WHAT IS NEEDED. Each line that contains the string "шатра" counts once; report how many such lines appear in the data, as a number only.

RAW RECORDS.
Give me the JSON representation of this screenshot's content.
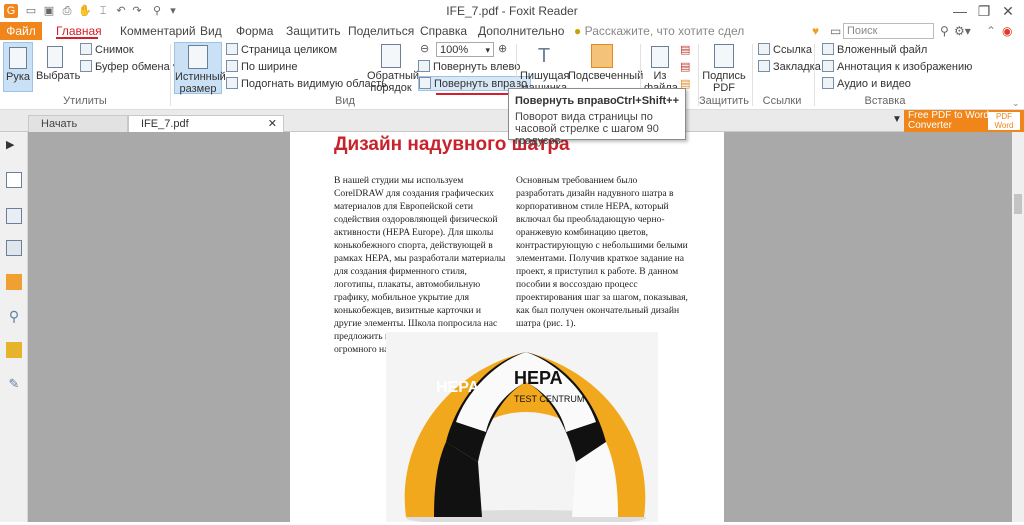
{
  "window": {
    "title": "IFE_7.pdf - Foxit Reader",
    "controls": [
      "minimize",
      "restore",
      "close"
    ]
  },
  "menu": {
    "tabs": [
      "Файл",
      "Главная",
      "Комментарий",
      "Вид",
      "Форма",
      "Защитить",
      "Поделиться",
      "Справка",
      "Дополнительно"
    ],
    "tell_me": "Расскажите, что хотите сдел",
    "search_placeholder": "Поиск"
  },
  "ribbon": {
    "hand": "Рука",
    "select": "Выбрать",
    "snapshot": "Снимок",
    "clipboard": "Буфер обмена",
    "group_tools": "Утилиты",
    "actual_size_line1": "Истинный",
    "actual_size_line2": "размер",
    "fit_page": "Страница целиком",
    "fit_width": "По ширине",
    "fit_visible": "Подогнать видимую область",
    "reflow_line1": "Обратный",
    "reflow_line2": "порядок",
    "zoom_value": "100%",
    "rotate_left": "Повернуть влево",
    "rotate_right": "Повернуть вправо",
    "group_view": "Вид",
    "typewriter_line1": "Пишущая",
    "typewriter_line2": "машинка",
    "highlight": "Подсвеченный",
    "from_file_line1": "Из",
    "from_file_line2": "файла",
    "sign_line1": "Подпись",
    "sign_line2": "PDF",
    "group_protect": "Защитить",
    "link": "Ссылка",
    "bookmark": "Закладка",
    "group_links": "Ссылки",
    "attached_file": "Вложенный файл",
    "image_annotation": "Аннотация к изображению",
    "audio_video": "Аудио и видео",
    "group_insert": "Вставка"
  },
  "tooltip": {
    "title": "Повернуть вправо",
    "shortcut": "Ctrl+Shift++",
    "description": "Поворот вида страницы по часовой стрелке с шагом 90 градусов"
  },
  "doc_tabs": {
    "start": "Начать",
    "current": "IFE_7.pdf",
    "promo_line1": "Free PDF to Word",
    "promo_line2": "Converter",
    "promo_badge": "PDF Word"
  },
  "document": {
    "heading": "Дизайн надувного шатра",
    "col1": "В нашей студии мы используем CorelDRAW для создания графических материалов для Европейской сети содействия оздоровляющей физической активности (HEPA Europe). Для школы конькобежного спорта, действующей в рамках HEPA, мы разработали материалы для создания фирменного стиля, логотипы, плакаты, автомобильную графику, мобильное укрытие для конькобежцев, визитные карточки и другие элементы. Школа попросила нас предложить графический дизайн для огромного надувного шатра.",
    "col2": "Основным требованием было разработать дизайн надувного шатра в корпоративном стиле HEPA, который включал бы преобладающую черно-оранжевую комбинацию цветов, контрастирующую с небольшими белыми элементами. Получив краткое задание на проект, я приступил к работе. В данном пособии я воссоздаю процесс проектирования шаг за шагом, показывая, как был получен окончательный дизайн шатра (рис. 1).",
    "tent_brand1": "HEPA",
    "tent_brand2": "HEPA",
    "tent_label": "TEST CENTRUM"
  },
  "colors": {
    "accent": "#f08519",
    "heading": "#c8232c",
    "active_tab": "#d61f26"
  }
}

TASK RESPONSE. 3